• Sonuç bulunamadı

– UYGULANAN DEĞERLEME İLKELERİ/MUHASEBE POLİTİKALARI(Devamı) Kiralama İşlemleri

(1) Grup - kiracı olarak Finansal Kiralama

Finansal kiralama işlemine konu olan varlıklar, Grup’un kiracı olduğu durumda ilgili varlığın makul değeri ile asgari kira ödemelerinin bugünkü değerinden düşük olanı üzerinden varlıklarda “maddi duran varlıklar” hesabında sözkonusu kiralama işlemlerinden kaynaklanan borçlar ise yükümlülüklerde

“finansal kiralama borçları” hesabında gösterilmektedir.

Finansal kiralama borçları, ilgili maddi duran varlığın satın alma değeri üzerinden mali tablolara yansıtılır. Kira sözleşmesinden doğan faiz ödemeleri ise, kira dönemi boyunca gelir tablosunda gider olarak gösterilir.

Faaliyet Kiralaması

Mülkiyete ait risk ve getirilerin önemli bir kısmının kiralayana ait olduğu kiralama işlemi, işletme kiralaması olarak sınıflandırılır. İşletme kiraları olarak (kiralayandan alınan teşvikler düşüldükten sonra) yapılan ödemeler, kira dönemi boyunca doğrusal yöntem ile gelir tablosuna gider olarak kaydedilir.

(2) Grup - kiralayan olarak Finansal Kiralama

Finansal kiralama konusu varlık net kira yatırımı tutarına eşit bir alacak olarak konsolide mali tablolara kaydedilir. Brüt finansal kiralama alacaklarıyla, finansal kiralama alacaklarının bugünkü değeri arasındaki fark ertelenmiş finansman geliri olarak tanımlanır. İşlem günündeki ertelenmiş finansal gelirlerin toplamı olan kira geliri, kiralamanın vadesi boyunca, finansal kiralama kapsamındaki net yatırımına sabit bir dönemsel getiri oranı yaratacak şekilde konsolide gelir tablosuyla ilişkilendirilir.

Faaliyet Kiralaması

Faaliyet kiralamasında, kiralanan varlıklar, bilançoda maddi duran varlıklar altında sınıflandırılır ve elde edilen kira gelirleri kiralama dönemi süresince, eşit tutarlarda gelir tablosuna yansıtılır. Kira geliri kira dönemi boyunca doğrusal yöntem ile gelir tablosuna yansıtılmaktadır.

NOT 3 – UYGULANAN DEĞERLEME İLKELERİ/MUHASEBE POLİTİKALARI(Devamı)

İlişkili Taraflar

Bu konsolide mali tabloların amacı doğrultusunda ortaklar, önemli yönetim personeli ve yönetim kurulu üyeleri, aileleri ve kendileri tarafından kontrol edilen veya kendilerine bağlı şirketler ile birlikte, iştirakler ve müşterek yönetime tabi ortaklıklar ilişkili taraflar olarak kabul edilmiştir. Konsolide mali tabloların hazırlanması aşamasında ilişkili taraflarla yapılan işlemlerin önemli bir bölümü silinmiş olmakla beraber ilişkili taraflarla yapılan silinmemiş bakiyeler Not 9’da gösterilmiştir.

Talimat 1:
Belgeye göre ilişkili taraflarla yapılan silinmemiş bakiyeler hangi notta gösterilmiştir?

Öğe ve kutu listeleri:
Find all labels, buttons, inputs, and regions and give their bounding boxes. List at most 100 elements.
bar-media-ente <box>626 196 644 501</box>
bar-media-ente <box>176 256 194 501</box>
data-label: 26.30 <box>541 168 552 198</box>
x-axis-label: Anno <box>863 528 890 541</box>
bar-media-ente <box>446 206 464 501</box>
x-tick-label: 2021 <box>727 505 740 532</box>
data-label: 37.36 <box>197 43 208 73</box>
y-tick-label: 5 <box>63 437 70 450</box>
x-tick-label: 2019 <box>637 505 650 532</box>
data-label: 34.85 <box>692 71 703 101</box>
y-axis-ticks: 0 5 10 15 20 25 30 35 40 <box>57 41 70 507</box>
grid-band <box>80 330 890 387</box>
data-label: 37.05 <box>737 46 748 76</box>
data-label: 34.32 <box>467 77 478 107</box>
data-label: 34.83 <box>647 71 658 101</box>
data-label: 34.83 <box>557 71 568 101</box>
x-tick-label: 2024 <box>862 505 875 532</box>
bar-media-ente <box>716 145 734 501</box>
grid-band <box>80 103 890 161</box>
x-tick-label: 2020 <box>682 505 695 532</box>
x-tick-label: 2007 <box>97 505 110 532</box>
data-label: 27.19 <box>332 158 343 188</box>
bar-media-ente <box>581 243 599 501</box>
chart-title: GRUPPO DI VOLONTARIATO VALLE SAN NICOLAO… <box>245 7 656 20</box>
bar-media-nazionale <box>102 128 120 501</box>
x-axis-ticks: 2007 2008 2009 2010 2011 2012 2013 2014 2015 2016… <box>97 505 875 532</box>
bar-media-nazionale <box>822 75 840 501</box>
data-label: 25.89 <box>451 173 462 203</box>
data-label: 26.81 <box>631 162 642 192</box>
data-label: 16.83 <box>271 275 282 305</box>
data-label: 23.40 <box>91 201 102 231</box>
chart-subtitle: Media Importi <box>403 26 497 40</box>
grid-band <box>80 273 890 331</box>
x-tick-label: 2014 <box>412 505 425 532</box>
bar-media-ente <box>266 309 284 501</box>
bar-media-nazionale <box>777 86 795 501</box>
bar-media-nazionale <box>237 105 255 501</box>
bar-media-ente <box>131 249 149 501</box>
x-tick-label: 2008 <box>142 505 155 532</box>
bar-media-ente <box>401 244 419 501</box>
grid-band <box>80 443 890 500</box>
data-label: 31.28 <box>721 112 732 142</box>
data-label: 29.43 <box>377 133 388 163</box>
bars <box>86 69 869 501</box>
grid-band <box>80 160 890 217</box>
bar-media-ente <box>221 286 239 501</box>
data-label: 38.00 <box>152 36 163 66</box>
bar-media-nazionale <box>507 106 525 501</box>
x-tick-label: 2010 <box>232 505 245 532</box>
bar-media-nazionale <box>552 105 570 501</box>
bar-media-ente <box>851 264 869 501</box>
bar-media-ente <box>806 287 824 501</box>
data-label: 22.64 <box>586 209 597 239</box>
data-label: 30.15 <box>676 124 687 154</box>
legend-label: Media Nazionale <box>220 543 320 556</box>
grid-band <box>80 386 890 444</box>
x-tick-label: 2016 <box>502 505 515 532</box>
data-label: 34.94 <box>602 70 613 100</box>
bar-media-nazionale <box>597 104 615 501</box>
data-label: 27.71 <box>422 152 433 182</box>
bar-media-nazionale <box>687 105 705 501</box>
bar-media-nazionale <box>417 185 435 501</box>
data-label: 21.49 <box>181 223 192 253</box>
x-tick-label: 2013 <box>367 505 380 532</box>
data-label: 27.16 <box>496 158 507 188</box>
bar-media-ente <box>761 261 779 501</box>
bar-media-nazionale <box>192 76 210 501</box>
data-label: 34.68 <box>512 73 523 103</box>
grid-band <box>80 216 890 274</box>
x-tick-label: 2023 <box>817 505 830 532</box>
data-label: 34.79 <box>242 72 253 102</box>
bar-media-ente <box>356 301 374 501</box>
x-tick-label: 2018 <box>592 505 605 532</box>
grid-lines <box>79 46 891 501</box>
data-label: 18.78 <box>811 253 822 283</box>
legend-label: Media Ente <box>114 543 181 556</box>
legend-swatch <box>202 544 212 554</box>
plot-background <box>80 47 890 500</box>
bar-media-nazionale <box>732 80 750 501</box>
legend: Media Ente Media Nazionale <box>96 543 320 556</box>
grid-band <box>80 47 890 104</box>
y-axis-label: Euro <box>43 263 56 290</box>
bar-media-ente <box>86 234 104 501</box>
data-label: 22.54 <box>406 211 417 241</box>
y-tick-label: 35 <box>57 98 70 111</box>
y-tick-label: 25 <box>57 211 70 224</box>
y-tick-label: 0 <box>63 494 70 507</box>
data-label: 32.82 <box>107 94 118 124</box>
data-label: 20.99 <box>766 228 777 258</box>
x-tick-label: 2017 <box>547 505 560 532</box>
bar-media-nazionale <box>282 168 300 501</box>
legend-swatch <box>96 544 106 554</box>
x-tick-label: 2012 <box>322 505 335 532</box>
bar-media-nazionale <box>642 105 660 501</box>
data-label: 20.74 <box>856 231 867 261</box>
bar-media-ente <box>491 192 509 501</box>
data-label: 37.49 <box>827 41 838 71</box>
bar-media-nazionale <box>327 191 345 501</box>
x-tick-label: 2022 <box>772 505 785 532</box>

Talimat 2:
Öğe ve kutu listelerinin başından başlayıp "bar-media-ente <box>401 244 419 501</box>" içeren satırla biten kısmı, iki uçtaki satırlar da dahil olmak üzere değiştirmeden döndürün.

Yanıt 1:
Not 9'da gösterilmiştir.

Yanıt 2:
Find all labels, buttons, inputs, and regions and give their bounding boxes. List at most 100 elements.
bar-media-ente <box>626 196 644 501</box>
bar-media-ente <box>176 256 194 501</box>
data-label: 26.30 <box>541 168 552 198</box>
x-axis-label: Anno <box>863 528 890 541</box>
bar-media-ente <box>446 206 464 501</box>
x-tick-label: 2021 <box>727 505 740 532</box>
data-label: 37.36 <box>197 43 208 73</box>
y-tick-label: 5 <box>63 437 70 450</box>
x-tick-label: 2019 <box>637 505 650 532</box>
data-label: 34.85 <box>692 71 703 101</box>
y-axis-ticks: 0 5 10 15 20 25 30 35 40 <box>57 41 70 507</box>
grid-band <box>80 330 890 387</box>
data-label: 37.05 <box>737 46 748 76</box>
data-label: 34.32 <box>467 77 478 107</box>
data-label: 34.83 <box>647 71 658 101</box>
data-label: 34.83 <box>557 71 568 101</box>
x-tick-label: 2024 <box>862 505 875 532</box>
bar-media-ente <box>716 145 734 501</box>
grid-band <box>80 103 890 161</box>
x-tick-label: 2020 <box>682 505 695 532</box>
x-tick-label: 2007 <box>97 505 110 532</box>
data-label: 27.19 <box>332 158 343 188</box>
bar-media-ente <box>581 243 599 501</box>
chart-title: GRUPPO DI VOLONTARIATO VALLE SAN NICOLAO… <box>245 7 656 20</box>
bar-media-nazionale <box>102 128 120 501</box>
x-axis-ticks: 2007 2008 2009 2010 2011 2012 2013 2014 2015 2016… <box>97 505 875 532</box>
bar-media-nazionale <box>822 75 840 501</box>
data-label: 25.89 <box>451 173 462 203</box>
data-label: 26.81 <box>631 162 642 192</box>
data-label: 16.83 <box>271 275 282 305</box>
data-label: 23.40 <box>91 201 102 231</box>
chart-subtitle: Media Importi <box>403 26 497 40</box>
grid-band <box>80 273 890 331</box>
x-tick-label: 2014 <box>412 505 425 532</box>
bar-media-ente <box>266 309 284 501</box>
bar-media-nazionale <box>777 86 795 501</box>
bar-media-nazionale <box>237 105 255 501</box>
bar-media-ente <box>131 249 149 501</box>
x-tick-label: 2008 <box>142 505 155 532</box>
bar-media-ente <box>401 244 419 501</box>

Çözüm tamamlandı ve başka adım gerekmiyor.